Written instruction:
Find each line with the word "пользование" in it, then give the total alone.

Records provided:

— START —

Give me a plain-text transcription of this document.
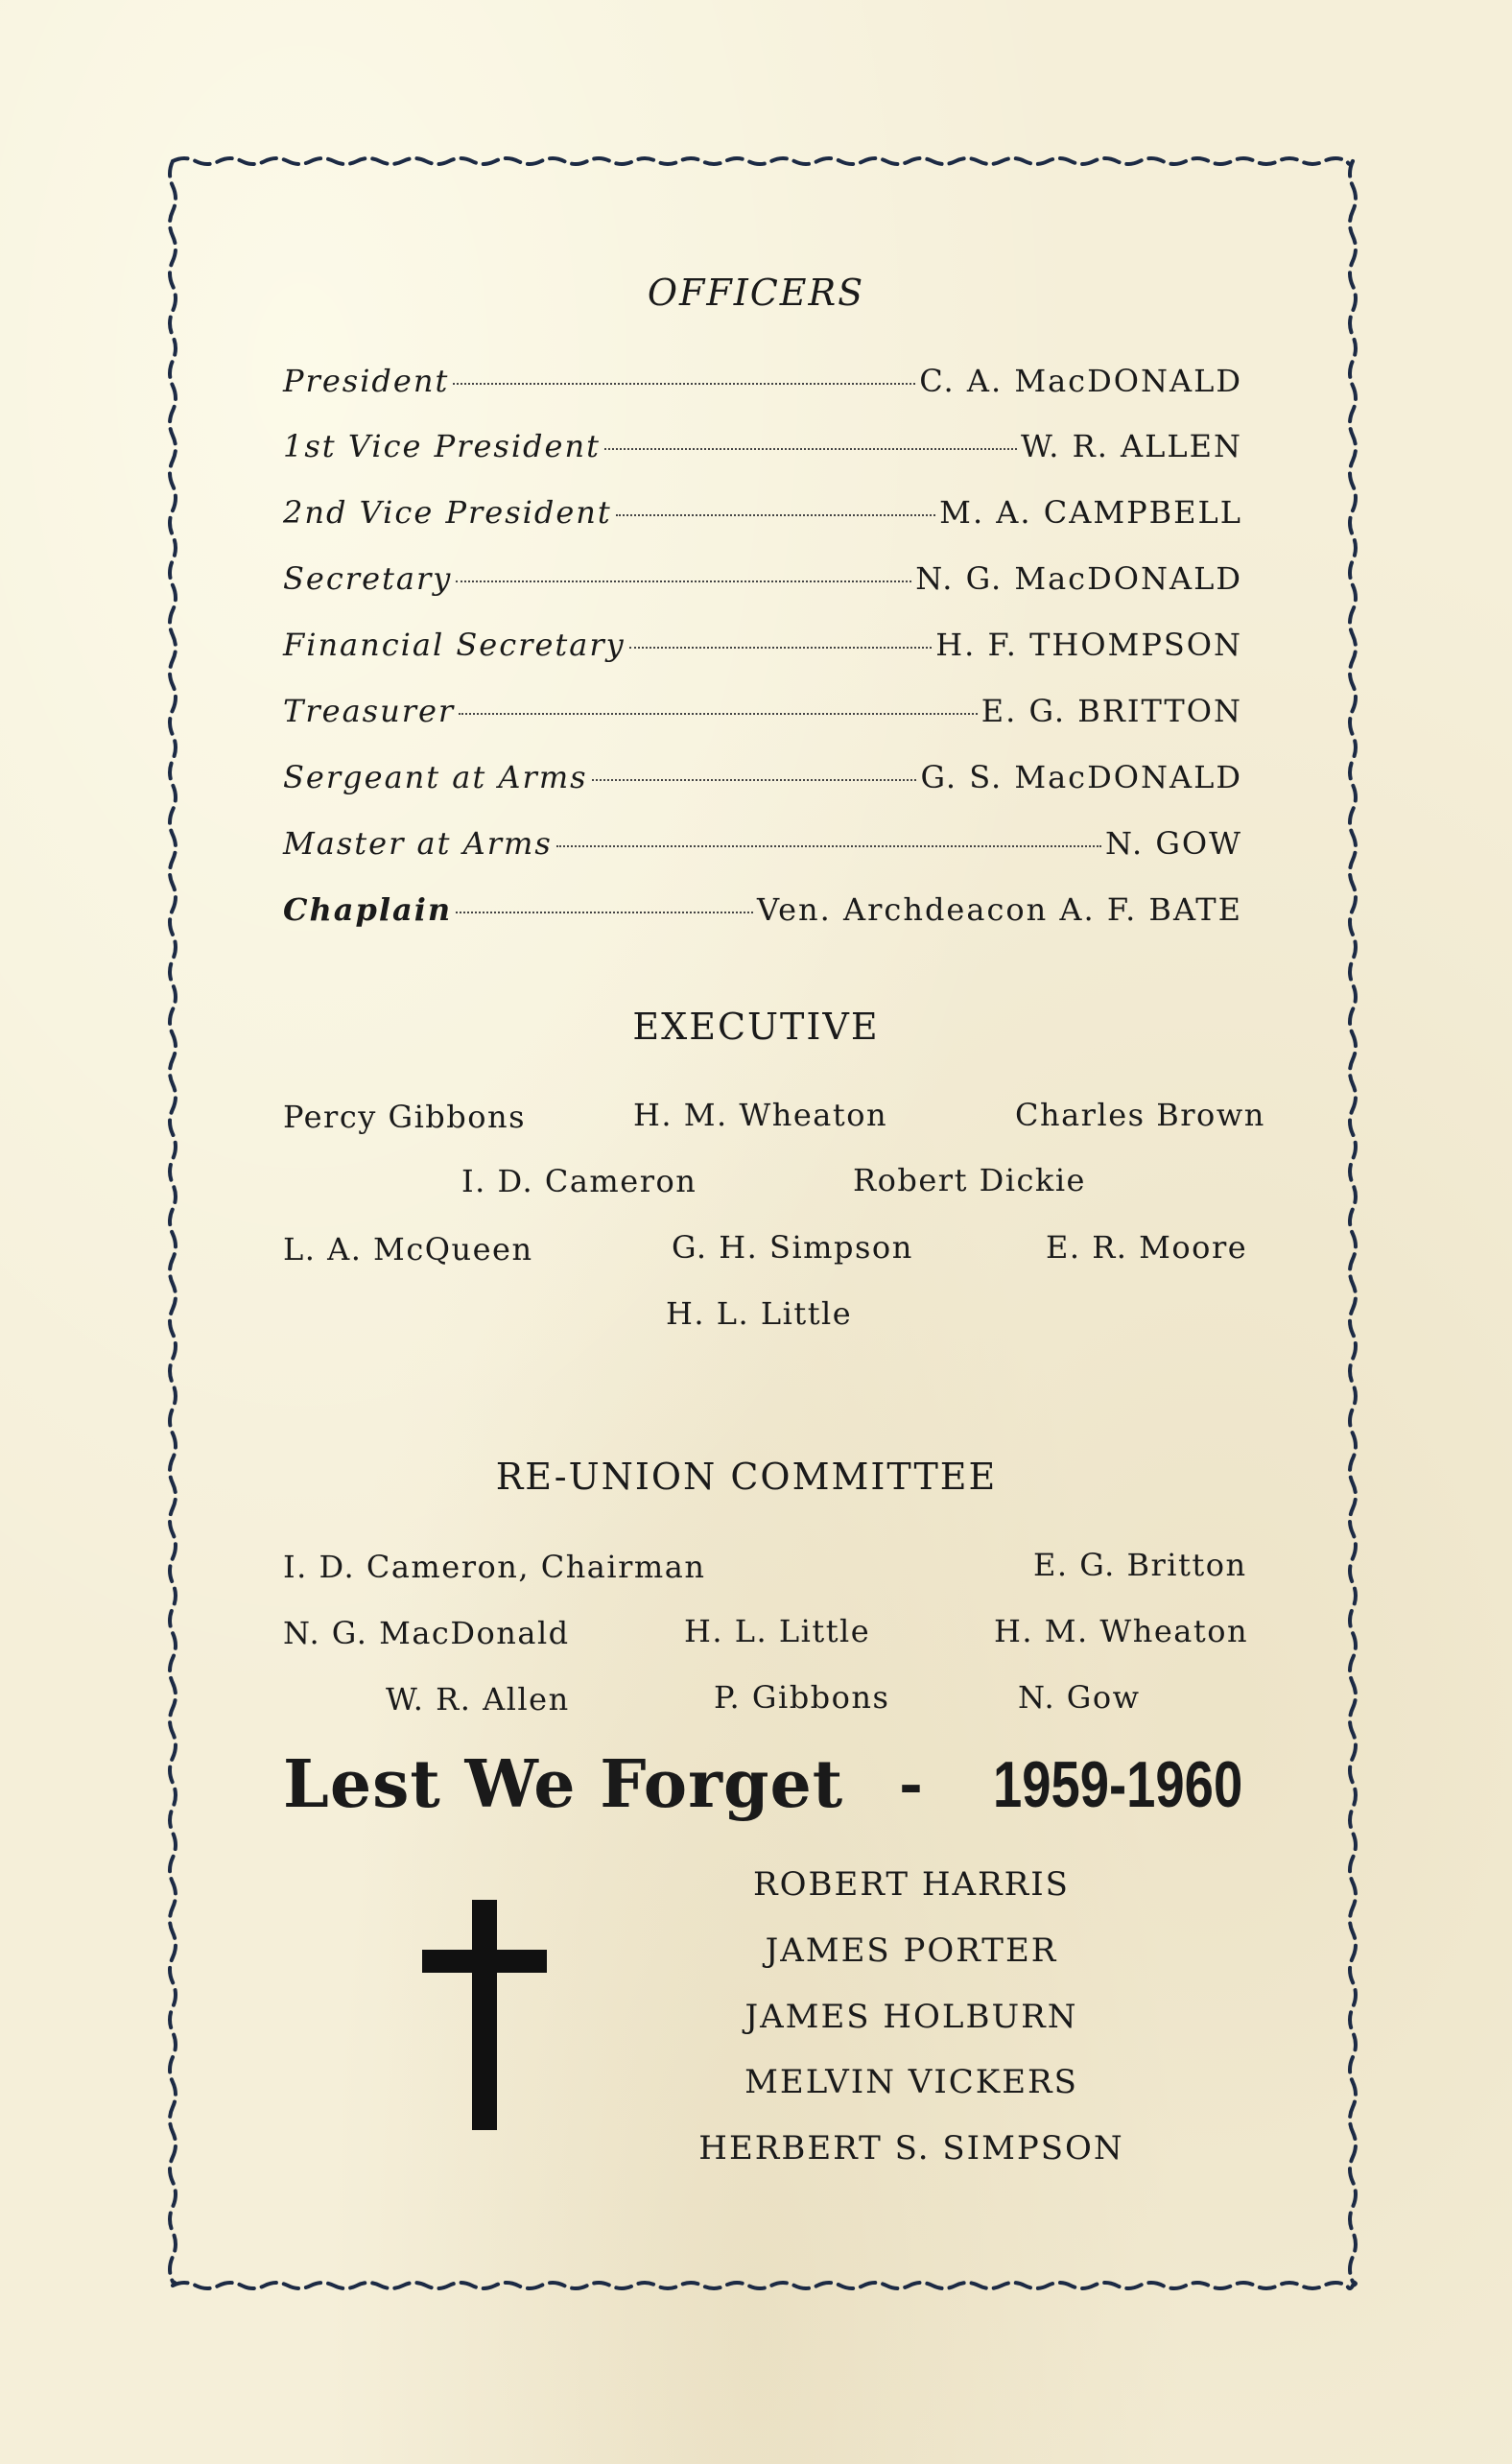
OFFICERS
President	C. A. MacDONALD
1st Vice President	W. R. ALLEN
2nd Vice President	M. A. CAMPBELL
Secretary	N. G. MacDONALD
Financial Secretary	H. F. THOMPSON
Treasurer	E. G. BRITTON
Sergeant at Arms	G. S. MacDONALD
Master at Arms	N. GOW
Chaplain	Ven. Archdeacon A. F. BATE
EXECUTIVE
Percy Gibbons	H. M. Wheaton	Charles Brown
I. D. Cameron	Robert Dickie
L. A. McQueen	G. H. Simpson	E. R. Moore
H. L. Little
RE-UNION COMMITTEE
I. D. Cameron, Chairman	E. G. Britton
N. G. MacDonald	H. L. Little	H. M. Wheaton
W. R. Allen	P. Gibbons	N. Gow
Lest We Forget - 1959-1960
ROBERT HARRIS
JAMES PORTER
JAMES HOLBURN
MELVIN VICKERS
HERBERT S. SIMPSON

— END —
— START —

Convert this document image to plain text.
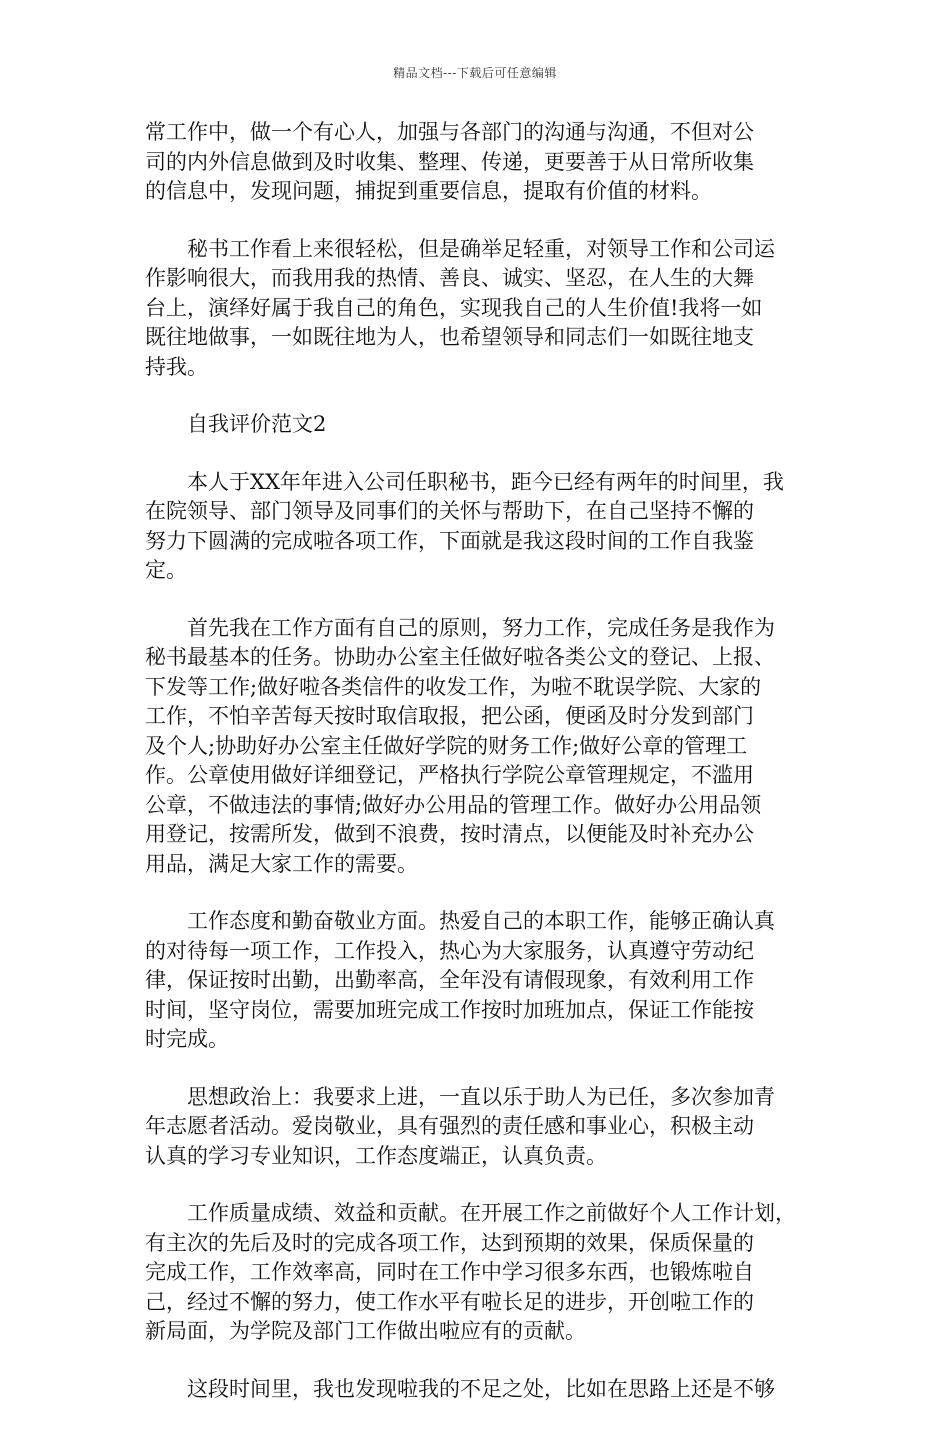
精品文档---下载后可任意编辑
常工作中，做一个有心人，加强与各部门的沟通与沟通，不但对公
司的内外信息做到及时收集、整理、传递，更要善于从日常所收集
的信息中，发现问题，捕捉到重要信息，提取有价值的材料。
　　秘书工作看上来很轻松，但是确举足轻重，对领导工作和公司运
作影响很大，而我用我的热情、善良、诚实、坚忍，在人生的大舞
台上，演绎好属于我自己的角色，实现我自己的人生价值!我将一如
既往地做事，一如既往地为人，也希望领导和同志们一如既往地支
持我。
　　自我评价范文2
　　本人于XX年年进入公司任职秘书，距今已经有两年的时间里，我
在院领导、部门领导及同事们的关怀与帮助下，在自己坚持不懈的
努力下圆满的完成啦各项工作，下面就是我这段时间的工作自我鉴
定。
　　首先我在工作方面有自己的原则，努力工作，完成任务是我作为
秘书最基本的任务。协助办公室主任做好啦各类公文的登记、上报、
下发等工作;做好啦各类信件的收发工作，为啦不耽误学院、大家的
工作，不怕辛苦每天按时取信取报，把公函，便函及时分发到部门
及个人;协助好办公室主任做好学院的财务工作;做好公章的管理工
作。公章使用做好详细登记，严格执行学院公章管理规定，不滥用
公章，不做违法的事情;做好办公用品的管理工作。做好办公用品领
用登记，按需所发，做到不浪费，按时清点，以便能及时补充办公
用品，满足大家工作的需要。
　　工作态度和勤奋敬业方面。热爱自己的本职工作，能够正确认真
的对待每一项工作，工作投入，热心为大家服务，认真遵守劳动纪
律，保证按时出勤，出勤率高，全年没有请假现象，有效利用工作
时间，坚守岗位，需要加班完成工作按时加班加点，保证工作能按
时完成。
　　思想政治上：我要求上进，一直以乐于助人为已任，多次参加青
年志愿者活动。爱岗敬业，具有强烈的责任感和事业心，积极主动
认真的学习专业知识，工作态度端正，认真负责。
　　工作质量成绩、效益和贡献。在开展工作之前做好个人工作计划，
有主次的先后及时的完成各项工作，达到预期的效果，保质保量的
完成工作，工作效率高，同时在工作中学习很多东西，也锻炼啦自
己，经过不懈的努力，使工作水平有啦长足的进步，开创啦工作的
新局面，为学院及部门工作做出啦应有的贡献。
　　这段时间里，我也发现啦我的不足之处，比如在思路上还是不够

— END —
— START —

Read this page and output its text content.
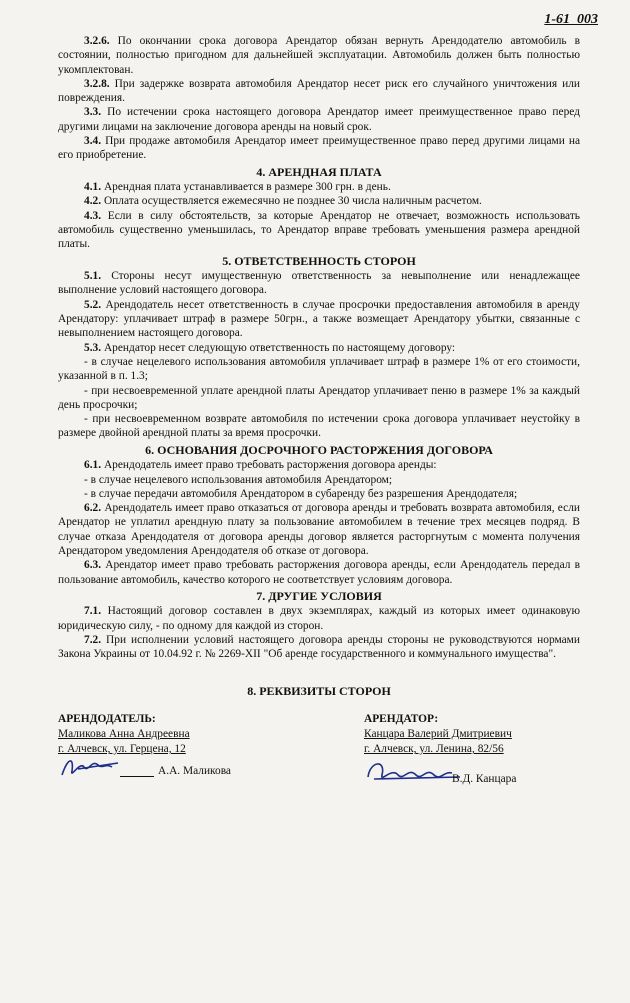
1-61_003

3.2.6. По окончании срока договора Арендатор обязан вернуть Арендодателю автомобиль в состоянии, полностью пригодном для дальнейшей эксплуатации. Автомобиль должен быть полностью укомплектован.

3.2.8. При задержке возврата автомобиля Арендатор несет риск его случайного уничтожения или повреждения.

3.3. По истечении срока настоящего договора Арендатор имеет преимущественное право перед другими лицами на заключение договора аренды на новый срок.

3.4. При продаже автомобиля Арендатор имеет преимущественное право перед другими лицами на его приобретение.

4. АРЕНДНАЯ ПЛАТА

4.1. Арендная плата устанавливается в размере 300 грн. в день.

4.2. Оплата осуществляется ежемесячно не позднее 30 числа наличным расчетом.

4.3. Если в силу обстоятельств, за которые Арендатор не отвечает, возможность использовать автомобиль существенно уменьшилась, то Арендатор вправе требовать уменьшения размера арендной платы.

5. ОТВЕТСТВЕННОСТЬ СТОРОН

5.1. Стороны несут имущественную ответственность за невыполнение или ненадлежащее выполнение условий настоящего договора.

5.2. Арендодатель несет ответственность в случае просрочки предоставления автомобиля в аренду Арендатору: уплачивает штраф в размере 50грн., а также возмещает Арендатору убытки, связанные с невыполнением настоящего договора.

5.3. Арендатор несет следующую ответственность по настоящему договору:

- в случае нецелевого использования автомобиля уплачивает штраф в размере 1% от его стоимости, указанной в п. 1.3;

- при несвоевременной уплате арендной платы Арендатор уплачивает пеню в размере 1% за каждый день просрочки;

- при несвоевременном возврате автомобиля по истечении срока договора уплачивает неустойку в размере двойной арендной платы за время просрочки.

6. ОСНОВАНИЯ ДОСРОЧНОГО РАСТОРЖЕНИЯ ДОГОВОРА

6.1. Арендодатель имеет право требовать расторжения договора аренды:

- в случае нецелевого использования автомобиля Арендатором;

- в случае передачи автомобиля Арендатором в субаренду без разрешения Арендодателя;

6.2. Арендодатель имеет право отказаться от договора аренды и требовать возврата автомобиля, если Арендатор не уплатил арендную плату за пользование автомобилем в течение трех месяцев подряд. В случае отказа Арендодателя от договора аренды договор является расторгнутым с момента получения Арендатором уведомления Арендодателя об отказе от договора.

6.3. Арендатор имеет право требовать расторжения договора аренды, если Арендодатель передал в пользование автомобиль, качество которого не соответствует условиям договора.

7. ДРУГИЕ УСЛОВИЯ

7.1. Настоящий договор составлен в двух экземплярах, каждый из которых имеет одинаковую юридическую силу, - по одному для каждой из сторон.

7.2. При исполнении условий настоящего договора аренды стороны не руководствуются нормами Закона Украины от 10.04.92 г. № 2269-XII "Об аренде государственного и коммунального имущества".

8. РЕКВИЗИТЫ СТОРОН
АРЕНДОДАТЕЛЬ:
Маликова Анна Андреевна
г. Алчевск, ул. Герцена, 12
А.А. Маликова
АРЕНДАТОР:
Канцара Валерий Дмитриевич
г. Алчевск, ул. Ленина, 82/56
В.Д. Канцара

— END —

Finished answer:
2